▶ [YOUR INSTRUCTIONS]: Extract each line where the string "table" shows up.

▶ [GIVEN DATA]:
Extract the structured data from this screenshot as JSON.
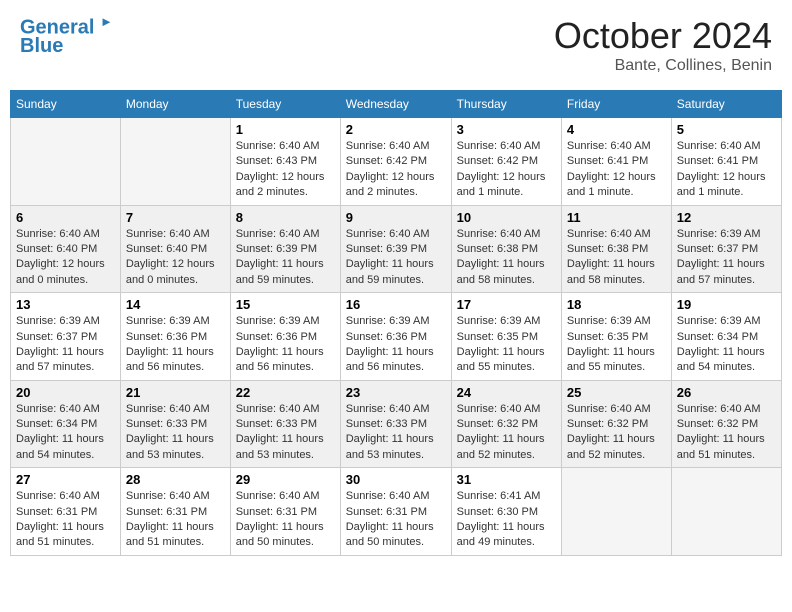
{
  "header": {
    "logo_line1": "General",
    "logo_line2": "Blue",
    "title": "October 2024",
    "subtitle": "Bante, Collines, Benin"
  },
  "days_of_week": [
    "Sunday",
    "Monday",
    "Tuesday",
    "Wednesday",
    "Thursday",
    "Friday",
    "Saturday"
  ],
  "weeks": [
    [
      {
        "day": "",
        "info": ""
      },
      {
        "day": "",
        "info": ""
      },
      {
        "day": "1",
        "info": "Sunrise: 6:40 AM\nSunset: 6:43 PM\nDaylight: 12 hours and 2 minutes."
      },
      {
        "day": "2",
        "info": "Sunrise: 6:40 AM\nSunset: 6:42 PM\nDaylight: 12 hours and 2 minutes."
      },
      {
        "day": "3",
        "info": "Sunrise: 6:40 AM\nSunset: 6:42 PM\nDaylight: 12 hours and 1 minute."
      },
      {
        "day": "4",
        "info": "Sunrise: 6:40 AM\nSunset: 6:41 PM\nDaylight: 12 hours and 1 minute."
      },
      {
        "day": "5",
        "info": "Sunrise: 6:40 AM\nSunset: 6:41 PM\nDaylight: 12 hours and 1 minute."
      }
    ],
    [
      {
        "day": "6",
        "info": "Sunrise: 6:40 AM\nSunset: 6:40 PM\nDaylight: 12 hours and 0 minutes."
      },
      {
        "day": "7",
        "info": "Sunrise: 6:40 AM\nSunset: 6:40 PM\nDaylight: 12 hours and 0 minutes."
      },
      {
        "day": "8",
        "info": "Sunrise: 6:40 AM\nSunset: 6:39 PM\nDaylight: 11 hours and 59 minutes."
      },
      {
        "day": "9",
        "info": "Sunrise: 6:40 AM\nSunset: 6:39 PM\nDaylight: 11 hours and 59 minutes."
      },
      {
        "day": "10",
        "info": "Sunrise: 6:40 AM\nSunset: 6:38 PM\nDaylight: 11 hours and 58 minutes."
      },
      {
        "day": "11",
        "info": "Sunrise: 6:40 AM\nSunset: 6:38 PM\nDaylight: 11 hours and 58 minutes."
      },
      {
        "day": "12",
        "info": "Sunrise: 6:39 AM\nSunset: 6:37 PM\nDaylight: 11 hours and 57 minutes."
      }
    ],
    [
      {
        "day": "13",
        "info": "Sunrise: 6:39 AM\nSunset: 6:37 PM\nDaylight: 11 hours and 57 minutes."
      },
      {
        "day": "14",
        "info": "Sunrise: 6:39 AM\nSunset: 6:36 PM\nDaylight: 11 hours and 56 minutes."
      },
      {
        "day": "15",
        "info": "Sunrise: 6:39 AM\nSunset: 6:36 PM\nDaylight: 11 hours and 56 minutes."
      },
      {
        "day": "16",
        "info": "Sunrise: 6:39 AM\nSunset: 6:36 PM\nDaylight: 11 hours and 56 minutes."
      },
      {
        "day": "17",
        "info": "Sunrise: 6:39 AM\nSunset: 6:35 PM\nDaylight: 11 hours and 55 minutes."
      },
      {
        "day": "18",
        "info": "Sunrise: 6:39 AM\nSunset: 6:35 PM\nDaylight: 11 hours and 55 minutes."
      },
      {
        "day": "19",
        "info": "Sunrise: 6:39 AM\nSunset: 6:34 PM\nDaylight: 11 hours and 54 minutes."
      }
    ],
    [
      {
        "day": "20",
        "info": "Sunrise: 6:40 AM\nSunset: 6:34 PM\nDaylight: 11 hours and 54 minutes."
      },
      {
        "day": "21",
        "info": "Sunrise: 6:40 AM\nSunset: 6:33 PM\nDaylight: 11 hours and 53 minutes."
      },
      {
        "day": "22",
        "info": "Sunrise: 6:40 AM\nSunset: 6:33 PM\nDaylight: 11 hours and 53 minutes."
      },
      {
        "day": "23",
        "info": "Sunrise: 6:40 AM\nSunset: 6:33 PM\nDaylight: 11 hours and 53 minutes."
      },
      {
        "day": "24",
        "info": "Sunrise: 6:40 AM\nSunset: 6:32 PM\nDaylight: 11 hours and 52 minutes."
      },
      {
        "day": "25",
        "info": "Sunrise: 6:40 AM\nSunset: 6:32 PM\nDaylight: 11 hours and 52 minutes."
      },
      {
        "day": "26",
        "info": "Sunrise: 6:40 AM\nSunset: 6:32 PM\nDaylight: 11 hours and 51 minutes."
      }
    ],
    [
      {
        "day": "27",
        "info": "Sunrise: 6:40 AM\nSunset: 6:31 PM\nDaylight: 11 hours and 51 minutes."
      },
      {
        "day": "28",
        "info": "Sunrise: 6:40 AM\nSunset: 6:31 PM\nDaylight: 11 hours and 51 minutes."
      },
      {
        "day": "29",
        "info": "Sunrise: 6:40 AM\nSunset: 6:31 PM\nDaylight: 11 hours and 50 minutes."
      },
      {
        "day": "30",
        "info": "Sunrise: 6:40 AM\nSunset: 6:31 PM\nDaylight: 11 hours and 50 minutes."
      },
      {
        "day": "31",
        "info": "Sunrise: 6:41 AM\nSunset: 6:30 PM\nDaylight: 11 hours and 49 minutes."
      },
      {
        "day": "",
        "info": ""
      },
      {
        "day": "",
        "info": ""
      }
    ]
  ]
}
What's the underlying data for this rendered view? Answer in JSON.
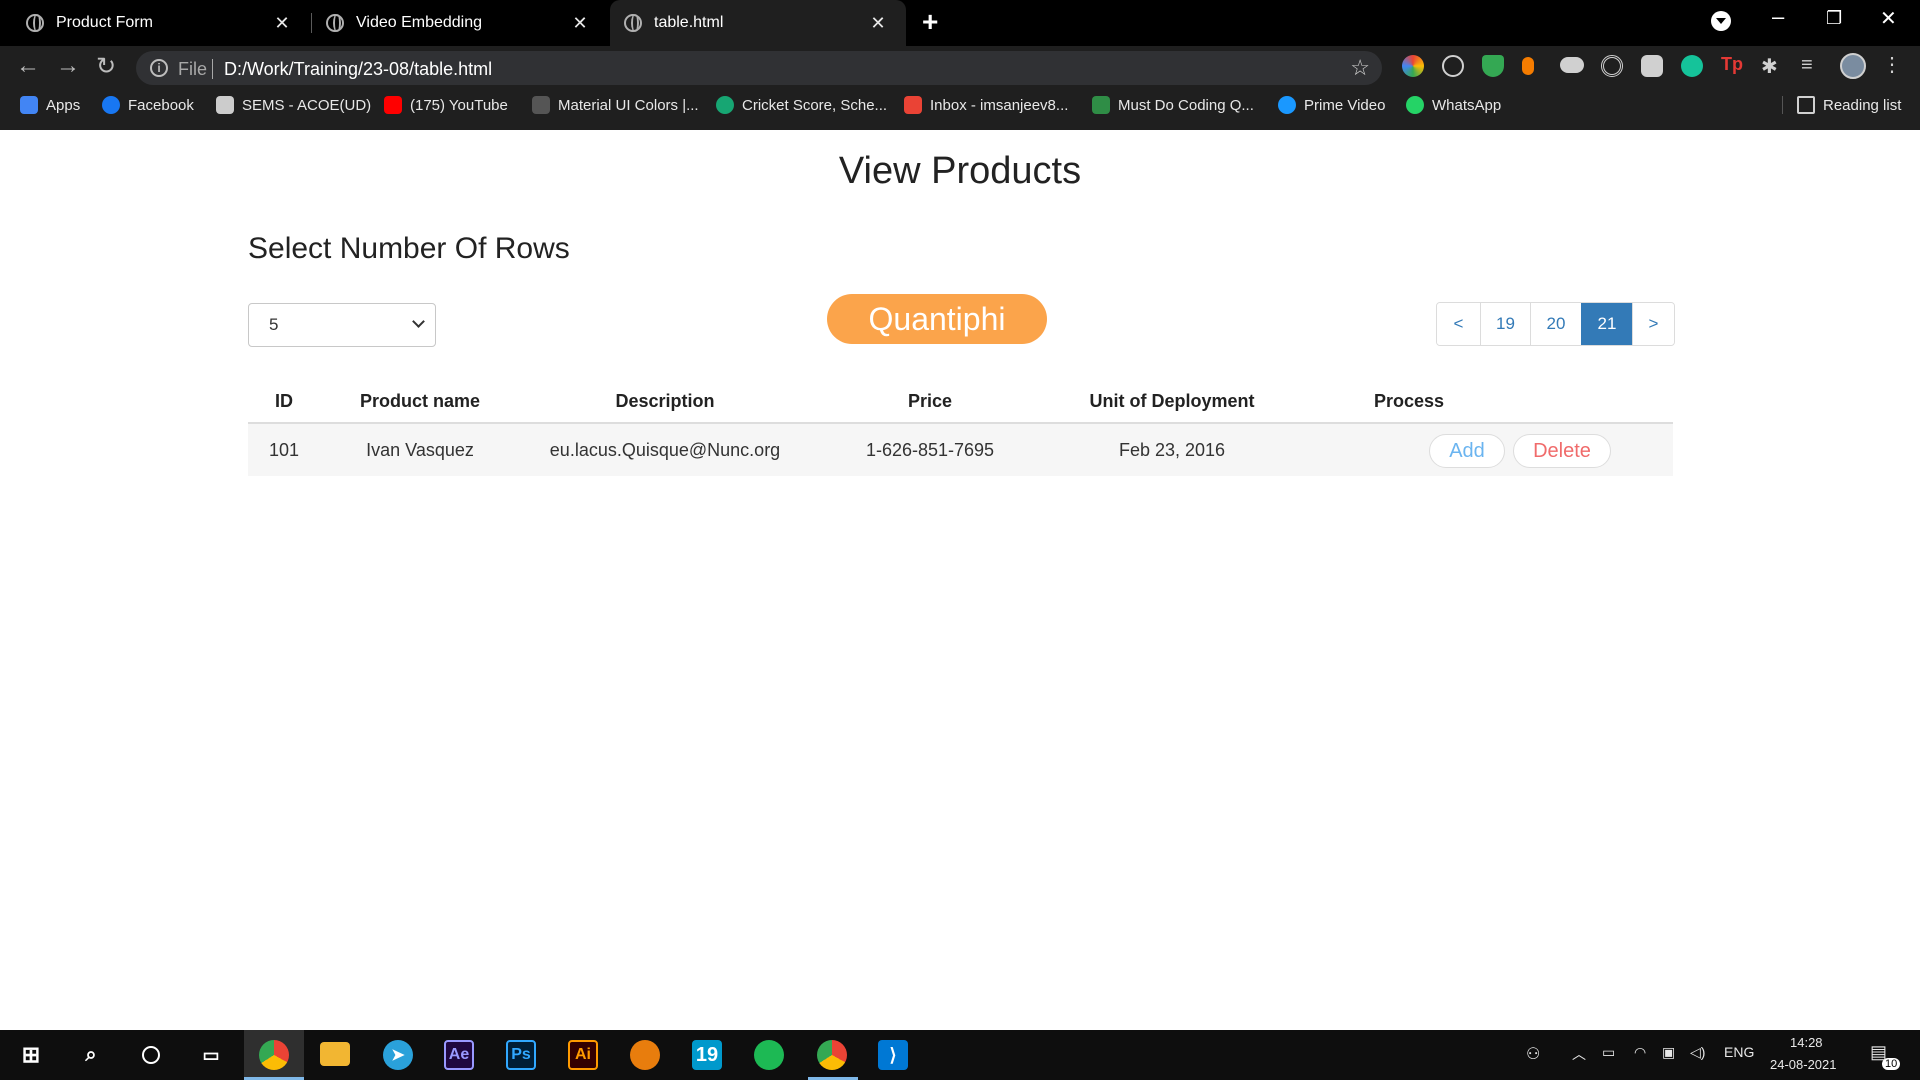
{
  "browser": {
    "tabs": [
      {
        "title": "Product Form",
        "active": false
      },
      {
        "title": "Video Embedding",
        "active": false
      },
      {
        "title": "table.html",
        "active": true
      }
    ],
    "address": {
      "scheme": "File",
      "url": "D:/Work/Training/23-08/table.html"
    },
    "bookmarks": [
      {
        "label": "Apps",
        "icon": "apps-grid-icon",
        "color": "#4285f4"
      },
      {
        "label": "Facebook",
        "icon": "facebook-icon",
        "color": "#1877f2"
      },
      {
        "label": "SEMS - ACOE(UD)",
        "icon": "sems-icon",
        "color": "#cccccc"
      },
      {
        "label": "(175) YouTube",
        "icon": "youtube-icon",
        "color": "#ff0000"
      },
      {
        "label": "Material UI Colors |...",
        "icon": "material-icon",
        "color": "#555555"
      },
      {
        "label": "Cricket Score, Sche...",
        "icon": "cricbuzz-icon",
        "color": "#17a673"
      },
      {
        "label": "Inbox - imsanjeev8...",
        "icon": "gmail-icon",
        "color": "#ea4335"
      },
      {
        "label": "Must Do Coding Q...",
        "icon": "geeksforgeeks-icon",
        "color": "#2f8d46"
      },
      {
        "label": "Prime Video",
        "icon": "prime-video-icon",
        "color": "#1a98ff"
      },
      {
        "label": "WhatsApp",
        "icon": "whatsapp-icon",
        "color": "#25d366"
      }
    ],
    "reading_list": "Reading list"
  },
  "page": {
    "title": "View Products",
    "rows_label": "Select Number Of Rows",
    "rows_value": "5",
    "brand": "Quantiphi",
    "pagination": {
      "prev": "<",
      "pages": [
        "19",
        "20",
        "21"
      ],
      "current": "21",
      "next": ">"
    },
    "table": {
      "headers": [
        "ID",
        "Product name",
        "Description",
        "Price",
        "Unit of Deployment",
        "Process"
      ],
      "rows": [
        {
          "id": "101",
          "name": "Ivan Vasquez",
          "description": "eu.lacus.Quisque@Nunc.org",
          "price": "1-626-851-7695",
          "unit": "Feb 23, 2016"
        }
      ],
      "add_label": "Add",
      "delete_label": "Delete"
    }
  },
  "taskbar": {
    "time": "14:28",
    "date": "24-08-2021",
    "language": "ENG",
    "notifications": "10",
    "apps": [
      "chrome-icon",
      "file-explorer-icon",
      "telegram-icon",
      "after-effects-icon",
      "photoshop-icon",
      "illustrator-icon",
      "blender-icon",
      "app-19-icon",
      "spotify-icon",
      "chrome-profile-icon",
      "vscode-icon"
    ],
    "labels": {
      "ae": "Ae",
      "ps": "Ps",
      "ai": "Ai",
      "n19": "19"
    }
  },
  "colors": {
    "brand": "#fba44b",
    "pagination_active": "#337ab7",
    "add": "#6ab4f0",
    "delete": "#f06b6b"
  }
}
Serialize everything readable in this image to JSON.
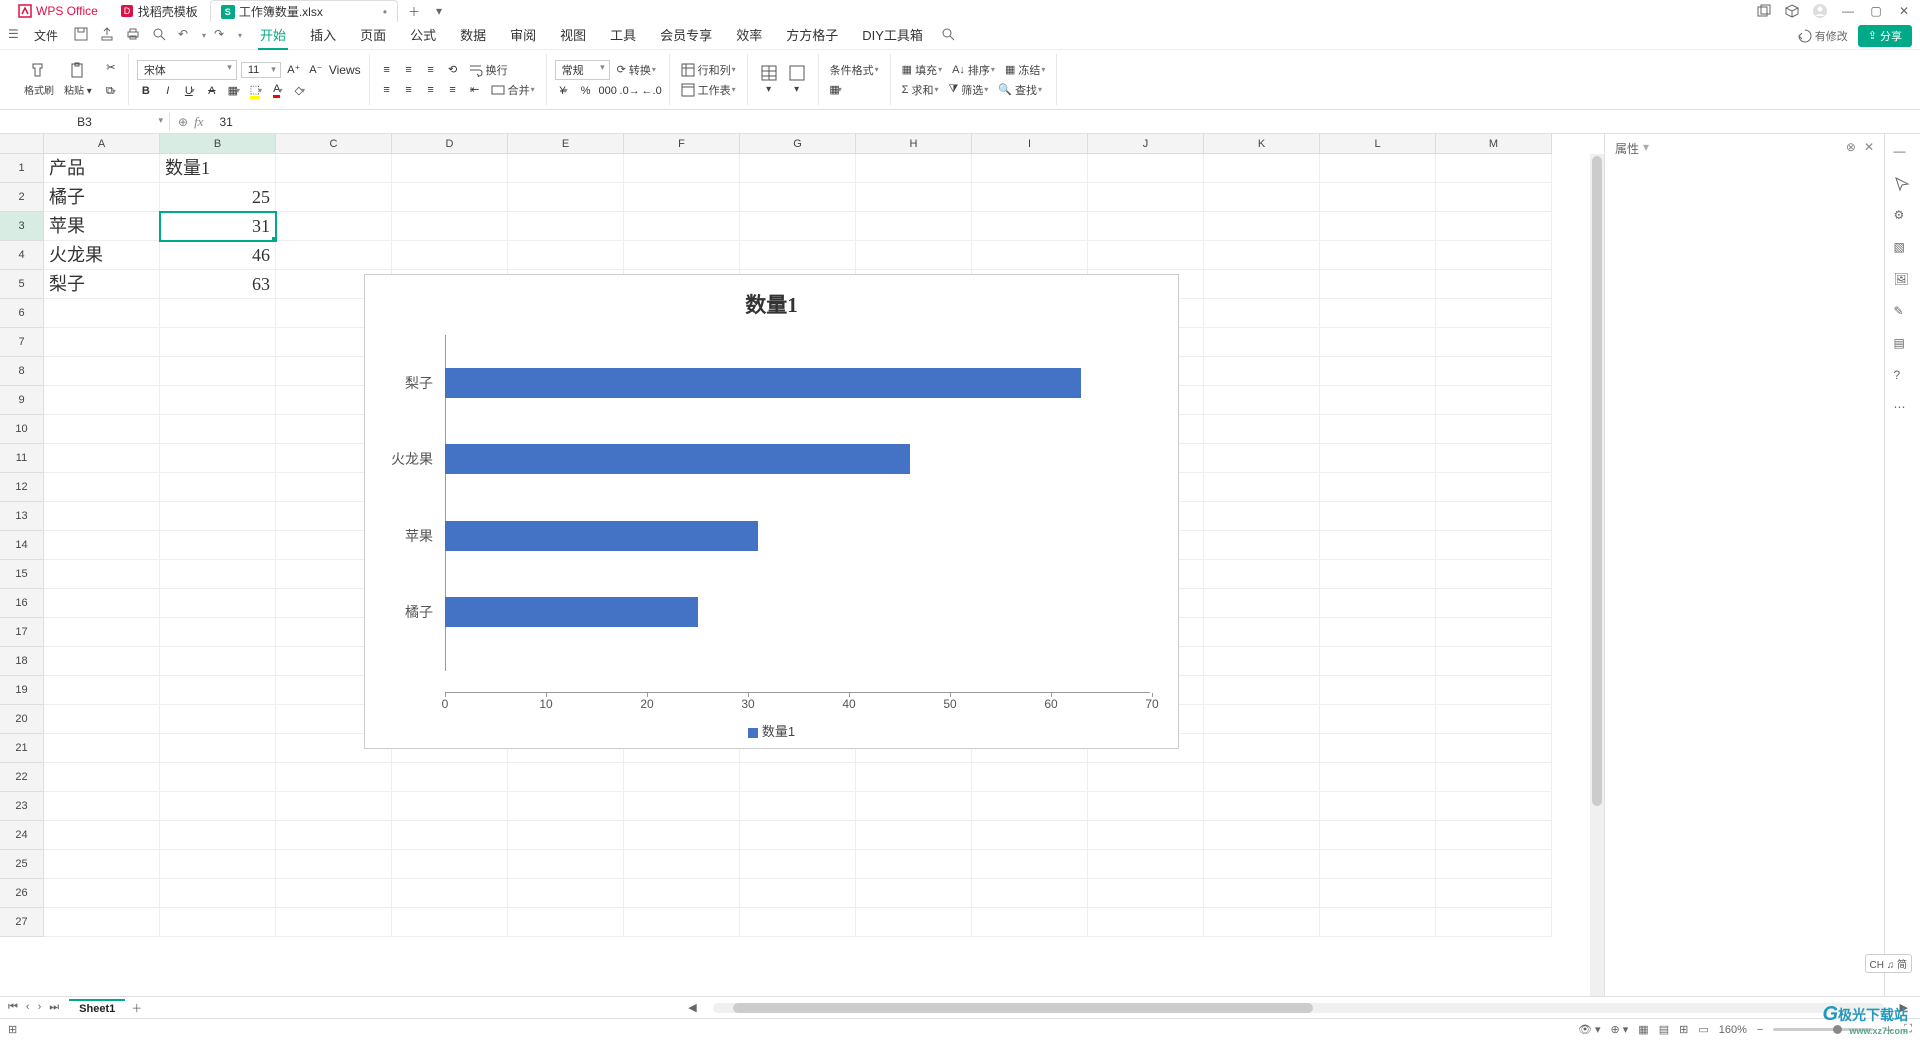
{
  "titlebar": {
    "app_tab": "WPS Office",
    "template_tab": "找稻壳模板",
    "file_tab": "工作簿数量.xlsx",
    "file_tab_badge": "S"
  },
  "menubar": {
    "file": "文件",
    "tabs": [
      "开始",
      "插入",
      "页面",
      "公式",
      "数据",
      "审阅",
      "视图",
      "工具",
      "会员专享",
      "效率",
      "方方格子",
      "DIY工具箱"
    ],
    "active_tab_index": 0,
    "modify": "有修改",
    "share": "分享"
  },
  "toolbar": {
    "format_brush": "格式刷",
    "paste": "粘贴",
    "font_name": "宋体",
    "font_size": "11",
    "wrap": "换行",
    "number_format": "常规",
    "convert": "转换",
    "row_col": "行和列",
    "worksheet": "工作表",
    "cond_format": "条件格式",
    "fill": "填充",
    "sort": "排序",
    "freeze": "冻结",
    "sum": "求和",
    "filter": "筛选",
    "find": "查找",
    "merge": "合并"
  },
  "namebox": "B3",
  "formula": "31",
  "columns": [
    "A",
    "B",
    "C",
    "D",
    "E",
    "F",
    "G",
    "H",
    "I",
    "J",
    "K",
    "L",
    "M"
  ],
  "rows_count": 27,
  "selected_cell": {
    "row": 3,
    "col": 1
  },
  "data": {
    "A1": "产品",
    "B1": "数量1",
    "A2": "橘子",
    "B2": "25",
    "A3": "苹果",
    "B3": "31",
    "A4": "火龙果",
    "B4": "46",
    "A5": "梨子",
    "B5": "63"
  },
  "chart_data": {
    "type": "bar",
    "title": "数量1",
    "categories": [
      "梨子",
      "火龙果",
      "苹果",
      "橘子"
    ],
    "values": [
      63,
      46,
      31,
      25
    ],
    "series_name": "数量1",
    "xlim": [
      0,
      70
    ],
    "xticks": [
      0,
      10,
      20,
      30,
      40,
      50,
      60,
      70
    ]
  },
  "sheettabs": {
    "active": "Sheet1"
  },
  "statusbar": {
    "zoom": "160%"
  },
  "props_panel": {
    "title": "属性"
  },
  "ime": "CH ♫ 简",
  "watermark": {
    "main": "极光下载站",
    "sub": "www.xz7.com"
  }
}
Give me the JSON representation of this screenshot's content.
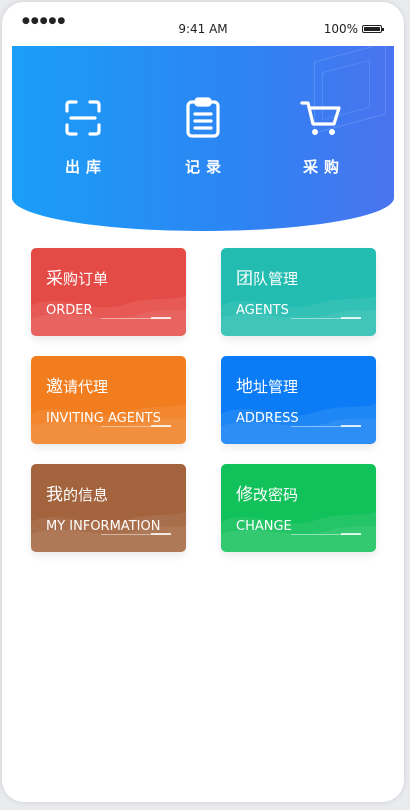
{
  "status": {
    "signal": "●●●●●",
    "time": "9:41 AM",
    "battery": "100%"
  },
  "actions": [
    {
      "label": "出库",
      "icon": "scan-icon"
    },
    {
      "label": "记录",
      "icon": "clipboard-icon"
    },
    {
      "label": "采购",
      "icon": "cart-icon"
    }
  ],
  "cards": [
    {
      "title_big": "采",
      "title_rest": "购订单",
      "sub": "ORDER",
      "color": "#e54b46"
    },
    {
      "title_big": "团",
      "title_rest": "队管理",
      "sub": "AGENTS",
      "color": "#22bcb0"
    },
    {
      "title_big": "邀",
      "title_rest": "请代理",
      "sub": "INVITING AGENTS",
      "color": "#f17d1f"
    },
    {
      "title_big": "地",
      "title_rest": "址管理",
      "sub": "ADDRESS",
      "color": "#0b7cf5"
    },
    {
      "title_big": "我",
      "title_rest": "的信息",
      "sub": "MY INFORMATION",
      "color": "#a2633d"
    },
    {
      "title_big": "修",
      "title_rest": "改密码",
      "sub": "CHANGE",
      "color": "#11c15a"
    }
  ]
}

▶ [SOLUTION BELOW]:
        "title": "table.html",
      "url": "D:/Work/Training/23-08/table.html"
    "table": {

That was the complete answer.